→ **Problem details**
All of the entries must be reproduced exactly, with no images carried over.

→ **Information provided**

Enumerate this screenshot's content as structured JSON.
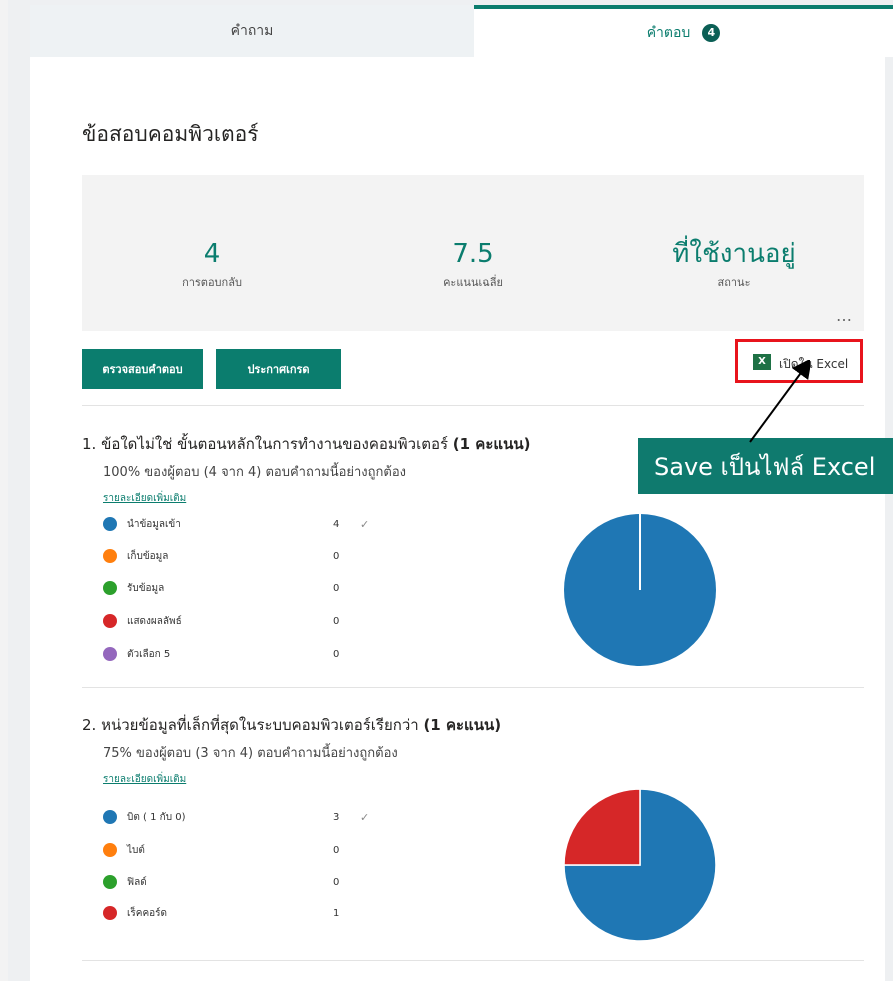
{
  "tabs": {
    "questions_label": "คำถาม",
    "responses_label": "คำตอบ",
    "responses_badge": "4"
  },
  "form": {
    "title": "ข้อสอบคอมพิวเตอร์"
  },
  "summary": {
    "responses_value": "4",
    "responses_label": "การตอบกลับ",
    "average_value": "7.5",
    "average_label": "คะแนนเฉลี่ย",
    "status_value": "ที่ใช้งานอยู่",
    "status_label": "สถานะ",
    "more_icon": "…"
  },
  "actions": {
    "review_label": "ตรวจสอบคำตอบ",
    "post_scores_label": "ประกาศเกรด",
    "excel_icon": "excel-icon",
    "excel_icon_text": "X",
    "excel_label": "เปิดใน Excel"
  },
  "callout": {
    "text": "Save เป็นไฟล์ Excel"
  },
  "questions": [
    {
      "number": "1.",
      "title": "ข้อใดไม่ใช่ ขั้นตอนหลักในการทำงานของคอมพิวเตอร์",
      "points": "(1 คะแนน)",
      "summary": "100% ของผู้ตอบ (4 จาก 4) ตอบคำถามนี้อย่างถูกต้อง",
      "details_link": "รายละเอียดเพิ่มเติม",
      "options": [
        {
          "label": "นำข้อมูลเข้า",
          "count": "4",
          "correct": "✓",
          "color": "#1f77b4"
        },
        {
          "label": "เก็บข้อมูล",
          "count": "0",
          "correct": "",
          "color": "#ff7f0e"
        },
        {
          "label": "รับข้อมูล",
          "count": "0",
          "correct": "",
          "color": "#2ca02c"
        },
        {
          "label": "แสดงผลลัพธ์",
          "count": "0",
          "correct": "",
          "color": "#d62728"
        },
        {
          "label": "ตัวเลือก 5",
          "count": "0",
          "correct": "",
          "color": "#9467bd"
        }
      ]
    },
    {
      "number": "2.",
      "title": "หน่วยข้อมูลที่เล็กที่สุดในระบบคอมพิวเตอร์เรียกว่า",
      "points": "(1 คะแนน)",
      "summary": "75% ของผู้ตอบ (3 จาก 4) ตอบคำถามนี้อย่างถูกต้อง",
      "details_link": "รายละเอียดเพิ่มเติม",
      "options": [
        {
          "label": "บิต ( 1 กับ 0)",
          "count": "3",
          "correct": "✓",
          "color": "#1f77b4"
        },
        {
          "label": "ไบต์",
          "count": "0",
          "correct": "",
          "color": "#ff7f0e"
        },
        {
          "label": "ฟิลด์",
          "count": "0",
          "correct": "",
          "color": "#2ca02c"
        },
        {
          "label": "เร็คคอร์ด",
          "count": "1",
          "correct": "",
          "color": "#d62728"
        }
      ]
    }
  ],
  "chart_data": [
    {
      "type": "pie",
      "categories": [
        "นำข้อมูลเข้า",
        "เก็บข้อมูล",
        "รับข้อมูล",
        "แสดงผลลัพธ์",
        "ตัวเลือก 5"
      ],
      "values": [
        4,
        0,
        0,
        0,
        0
      ],
      "colors": [
        "#1f77b4",
        "#ff7f0e",
        "#2ca02c",
        "#d62728",
        "#9467bd"
      ]
    },
    {
      "type": "pie",
      "categories": [
        "บิต ( 1 กับ 0)",
        "ไบต์",
        "ฟิลด์",
        "เร็คคอร์ด"
      ],
      "values": [
        3,
        0,
        0,
        1
      ],
      "colors": [
        "#1f77b4",
        "#ff7f0e",
        "#2ca02c",
        "#d62728"
      ]
    }
  ]
}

→ **Solved problem**
Enumerate this screenshot's content as structured JSON.
{
  "tabs": {
    "questions_label": "คำถาม",
    "responses_label": "คำตอบ",
    "responses_badge": "4"
  },
  "form": {
    "title": "ข้อสอบคอมพิวเตอร์"
  },
  "summary": {
    "responses_value": "4",
    "responses_label": "การตอบกลับ",
    "average_value": "7.5",
    "average_label": "คะแนนเฉลี่ย",
    "status_value": "ที่ใช้งานอยู่",
    "status_label": "สถานะ",
    "more_icon": "…"
  },
  "actions": {
    "review_label": "ตรวจสอบคำตอบ",
    "post_scores_label": "ประกาศเกรด",
    "excel_icon": "excel-icon",
    "excel_icon_text": "X",
    "excel_label": "เปิดใน Excel"
  },
  "callout": {
    "text": "Save เป็นไฟล์ Excel"
  },
  "questions": [
    {
      "number": "1.",
      "title": "ข้อใดไม่ใช่ ขั้นตอนหลักในการทำงานของคอมพิวเตอร์",
      "points": "(1 คะแนน)",
      "summary": "100% ของผู้ตอบ (4 จาก 4) ตอบคำถามนี้อย่างถูกต้อง",
      "details_link": "รายละเอียดเพิ่มเติม",
      "options": [
        {
          "label": "นำข้อมูลเข้า",
          "count": "4",
          "correct": "✓",
          "color": "#1f77b4"
        },
        {
          "label": "เก็บข้อมูล",
          "count": "0",
          "correct": "",
          "color": "#ff7f0e"
        },
        {
          "label": "รับข้อมูล",
          "count": "0",
          "correct": "",
          "color": "#2ca02c"
        },
        {
          "label": "แสดงผลลัพธ์",
          "count": "0",
          "correct": "",
          "color": "#d62728"
        },
        {
          "label": "ตัวเลือก 5",
          "count": "0",
          "correct": "",
          "color": "#9467bd"
        }
      ]
    },
    {
      "number": "2.",
      "title": "หน่วยข้อมูลที่เล็กที่สุดในระบบคอมพิวเตอร์เรียกว่า",
      "points": "(1 คะแนน)",
      "summary": "75% ของผู้ตอบ (3 จาก 4) ตอบคำถามนี้อย่างถูกต้อง",
      "details_link": "รายละเอียดเพิ่มเติม",
      "options": [
        {
          "label": "บิต ( 1 กับ 0)",
          "count": "3",
          "correct": "✓",
          "color": "#1f77b4"
        },
        {
          "label": "ไบต์",
          "count": "0",
          "correct": "",
          "color": "#ff7f0e"
        },
        {
          "label": "ฟิลด์",
          "count": "0",
          "correct": "",
          "color": "#2ca02c"
        },
        {
          "label": "เร็คคอร์ด",
          "count": "1",
          "correct": "",
          "color": "#d62728"
        }
      ]
    }
  ],
  "chart_data": [
    {
      "type": "pie",
      "categories": [
        "นำข้อมูลเข้า",
        "เก็บข้อมูล",
        "รับข้อมูล",
        "แสดงผลลัพธ์",
        "ตัวเลือก 5"
      ],
      "values": [
        4,
        0,
        0,
        0,
        0
      ],
      "colors": [
        "#1f77b4",
        "#ff7f0e",
        "#2ca02c",
        "#d62728",
        "#9467bd"
      ]
    },
    {
      "type": "pie",
      "categories": [
        "บิต ( 1 กับ 0)",
        "ไบต์",
        "ฟิลด์",
        "เร็คคอร์ด"
      ],
      "values": [
        3,
        0,
        0,
        1
      ],
      "colors": [
        "#1f77b4",
        "#ff7f0e",
        "#2ca02c",
        "#d62728"
      ]
    }
  ]
}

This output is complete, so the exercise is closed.